**What you need to do:**
Search the records for the word "close" and pick out every line that has it.

**Stored rows:**
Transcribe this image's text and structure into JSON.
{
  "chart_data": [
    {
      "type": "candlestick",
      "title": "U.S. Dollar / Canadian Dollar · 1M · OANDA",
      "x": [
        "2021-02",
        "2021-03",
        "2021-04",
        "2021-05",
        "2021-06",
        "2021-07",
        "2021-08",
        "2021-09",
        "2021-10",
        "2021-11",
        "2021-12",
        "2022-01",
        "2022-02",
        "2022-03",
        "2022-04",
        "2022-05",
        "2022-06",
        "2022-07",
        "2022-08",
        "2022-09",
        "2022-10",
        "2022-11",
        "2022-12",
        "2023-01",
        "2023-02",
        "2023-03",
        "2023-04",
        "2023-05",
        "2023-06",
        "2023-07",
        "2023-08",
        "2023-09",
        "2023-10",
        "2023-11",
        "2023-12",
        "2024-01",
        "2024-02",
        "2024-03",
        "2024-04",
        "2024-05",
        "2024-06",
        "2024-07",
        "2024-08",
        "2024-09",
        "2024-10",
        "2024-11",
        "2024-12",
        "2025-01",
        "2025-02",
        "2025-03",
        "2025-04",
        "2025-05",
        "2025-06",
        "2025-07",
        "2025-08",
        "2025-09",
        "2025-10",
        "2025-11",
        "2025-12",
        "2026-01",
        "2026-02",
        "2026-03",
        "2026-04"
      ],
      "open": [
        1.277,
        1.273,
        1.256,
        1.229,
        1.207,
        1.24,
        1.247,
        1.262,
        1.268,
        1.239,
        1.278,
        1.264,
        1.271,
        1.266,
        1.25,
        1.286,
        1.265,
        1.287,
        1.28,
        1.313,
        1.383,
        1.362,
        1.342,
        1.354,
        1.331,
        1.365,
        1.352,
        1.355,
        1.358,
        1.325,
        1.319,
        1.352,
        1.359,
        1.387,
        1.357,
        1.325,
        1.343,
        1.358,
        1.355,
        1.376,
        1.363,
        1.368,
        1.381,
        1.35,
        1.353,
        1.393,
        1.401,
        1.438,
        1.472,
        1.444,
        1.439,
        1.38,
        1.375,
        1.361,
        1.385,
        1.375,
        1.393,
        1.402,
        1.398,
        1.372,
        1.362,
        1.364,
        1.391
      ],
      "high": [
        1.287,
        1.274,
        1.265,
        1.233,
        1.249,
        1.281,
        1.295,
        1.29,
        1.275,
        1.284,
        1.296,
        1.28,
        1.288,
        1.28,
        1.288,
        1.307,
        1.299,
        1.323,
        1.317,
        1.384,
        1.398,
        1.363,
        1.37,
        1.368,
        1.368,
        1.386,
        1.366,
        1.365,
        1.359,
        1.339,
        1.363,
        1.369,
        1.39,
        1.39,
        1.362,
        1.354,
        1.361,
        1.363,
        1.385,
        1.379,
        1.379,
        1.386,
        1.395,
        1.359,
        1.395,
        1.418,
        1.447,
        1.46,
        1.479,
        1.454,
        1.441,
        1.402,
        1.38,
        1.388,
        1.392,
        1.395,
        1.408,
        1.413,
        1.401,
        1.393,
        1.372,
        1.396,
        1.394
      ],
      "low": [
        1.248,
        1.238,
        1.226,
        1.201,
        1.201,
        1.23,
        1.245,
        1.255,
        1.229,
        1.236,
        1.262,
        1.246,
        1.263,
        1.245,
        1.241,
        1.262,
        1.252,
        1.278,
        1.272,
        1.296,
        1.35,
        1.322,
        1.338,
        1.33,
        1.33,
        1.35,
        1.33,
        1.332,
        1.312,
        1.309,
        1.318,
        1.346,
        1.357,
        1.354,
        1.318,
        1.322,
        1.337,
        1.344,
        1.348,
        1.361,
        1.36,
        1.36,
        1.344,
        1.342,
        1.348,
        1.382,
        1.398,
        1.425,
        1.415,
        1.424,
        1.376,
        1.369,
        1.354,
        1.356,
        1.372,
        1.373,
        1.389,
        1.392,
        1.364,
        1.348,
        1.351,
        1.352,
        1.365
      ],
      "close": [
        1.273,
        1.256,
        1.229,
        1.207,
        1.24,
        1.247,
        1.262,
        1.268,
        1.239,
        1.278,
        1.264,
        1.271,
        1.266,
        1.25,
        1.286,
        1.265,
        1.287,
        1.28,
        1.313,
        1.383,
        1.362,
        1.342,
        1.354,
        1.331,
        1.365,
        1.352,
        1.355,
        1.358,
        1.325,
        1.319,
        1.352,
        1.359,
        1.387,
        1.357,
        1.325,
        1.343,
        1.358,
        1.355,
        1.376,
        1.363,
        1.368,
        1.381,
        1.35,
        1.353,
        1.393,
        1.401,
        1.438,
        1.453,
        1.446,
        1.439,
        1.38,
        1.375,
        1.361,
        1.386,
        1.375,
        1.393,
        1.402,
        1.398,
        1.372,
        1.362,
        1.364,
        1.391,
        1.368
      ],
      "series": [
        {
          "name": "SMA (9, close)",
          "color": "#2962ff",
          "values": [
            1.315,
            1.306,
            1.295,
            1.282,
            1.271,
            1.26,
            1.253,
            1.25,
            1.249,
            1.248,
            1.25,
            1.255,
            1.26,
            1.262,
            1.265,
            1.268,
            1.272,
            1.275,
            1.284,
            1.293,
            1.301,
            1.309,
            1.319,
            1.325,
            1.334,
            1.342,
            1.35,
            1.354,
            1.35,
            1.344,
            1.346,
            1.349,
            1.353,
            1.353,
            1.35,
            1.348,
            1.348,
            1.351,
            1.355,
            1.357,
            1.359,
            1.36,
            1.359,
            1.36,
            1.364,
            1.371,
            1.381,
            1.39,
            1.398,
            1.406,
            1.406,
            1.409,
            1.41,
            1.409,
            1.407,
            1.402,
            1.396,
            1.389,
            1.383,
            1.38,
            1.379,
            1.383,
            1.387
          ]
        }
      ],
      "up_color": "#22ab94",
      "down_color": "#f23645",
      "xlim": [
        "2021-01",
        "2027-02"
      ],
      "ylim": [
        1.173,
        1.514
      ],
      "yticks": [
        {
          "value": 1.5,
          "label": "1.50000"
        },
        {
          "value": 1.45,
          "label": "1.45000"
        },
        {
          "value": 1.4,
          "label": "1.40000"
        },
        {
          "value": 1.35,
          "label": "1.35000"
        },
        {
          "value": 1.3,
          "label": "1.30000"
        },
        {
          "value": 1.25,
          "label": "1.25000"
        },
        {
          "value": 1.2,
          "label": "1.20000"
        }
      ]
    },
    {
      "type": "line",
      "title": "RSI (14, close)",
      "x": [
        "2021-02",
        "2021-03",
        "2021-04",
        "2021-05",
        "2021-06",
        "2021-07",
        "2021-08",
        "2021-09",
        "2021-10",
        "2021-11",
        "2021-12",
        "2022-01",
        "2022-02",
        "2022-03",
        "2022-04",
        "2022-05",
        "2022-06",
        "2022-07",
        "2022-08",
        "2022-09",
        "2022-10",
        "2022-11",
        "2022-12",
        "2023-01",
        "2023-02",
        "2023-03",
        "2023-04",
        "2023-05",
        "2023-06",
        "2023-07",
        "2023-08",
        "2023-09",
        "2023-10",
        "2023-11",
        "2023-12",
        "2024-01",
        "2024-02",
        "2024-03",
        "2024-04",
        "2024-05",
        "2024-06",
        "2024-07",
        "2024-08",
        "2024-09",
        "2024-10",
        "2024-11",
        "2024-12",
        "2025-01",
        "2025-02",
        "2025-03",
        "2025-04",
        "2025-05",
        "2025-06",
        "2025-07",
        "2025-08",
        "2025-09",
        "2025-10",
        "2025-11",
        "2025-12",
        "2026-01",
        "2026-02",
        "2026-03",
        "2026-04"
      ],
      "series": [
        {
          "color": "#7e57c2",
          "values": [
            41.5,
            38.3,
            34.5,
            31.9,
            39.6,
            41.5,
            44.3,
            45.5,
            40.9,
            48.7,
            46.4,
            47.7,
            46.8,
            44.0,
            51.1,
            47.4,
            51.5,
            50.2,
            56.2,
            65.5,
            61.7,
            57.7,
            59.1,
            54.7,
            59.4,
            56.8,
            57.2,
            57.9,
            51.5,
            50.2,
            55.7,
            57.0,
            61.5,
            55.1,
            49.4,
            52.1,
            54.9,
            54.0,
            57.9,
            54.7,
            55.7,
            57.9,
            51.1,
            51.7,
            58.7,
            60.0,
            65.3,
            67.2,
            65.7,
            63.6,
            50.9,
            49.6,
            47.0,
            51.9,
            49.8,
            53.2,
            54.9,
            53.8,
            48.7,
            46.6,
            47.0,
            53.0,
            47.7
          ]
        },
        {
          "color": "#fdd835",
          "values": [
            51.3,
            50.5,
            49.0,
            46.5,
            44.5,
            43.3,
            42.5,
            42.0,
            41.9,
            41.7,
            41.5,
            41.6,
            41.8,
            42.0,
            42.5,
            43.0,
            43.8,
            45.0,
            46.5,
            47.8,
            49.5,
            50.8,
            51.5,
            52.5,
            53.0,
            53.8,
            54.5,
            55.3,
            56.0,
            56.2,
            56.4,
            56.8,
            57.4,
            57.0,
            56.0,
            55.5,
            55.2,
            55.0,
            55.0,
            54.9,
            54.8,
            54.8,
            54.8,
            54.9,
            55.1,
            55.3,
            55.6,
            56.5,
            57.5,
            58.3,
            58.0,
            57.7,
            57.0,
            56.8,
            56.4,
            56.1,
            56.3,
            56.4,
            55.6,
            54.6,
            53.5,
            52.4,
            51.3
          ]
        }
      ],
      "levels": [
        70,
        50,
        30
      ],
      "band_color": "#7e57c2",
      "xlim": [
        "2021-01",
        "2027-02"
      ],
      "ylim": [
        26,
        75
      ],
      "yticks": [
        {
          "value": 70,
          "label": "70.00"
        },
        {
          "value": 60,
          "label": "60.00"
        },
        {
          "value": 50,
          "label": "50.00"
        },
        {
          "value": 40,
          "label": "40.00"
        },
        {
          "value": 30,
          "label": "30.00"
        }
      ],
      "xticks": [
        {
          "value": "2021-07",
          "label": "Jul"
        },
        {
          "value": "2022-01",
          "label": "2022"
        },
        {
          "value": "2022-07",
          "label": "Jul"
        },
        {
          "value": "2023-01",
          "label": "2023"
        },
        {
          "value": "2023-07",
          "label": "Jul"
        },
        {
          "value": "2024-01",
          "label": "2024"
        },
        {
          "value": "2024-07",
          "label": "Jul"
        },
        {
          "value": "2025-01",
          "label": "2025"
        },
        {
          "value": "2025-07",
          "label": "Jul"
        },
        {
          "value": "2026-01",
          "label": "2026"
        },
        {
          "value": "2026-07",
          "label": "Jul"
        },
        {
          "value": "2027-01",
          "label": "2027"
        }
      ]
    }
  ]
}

**Response for this exercise:**
      "close": [
          "name": "SMA (9, close)",
      "title": "RSI (14, close)",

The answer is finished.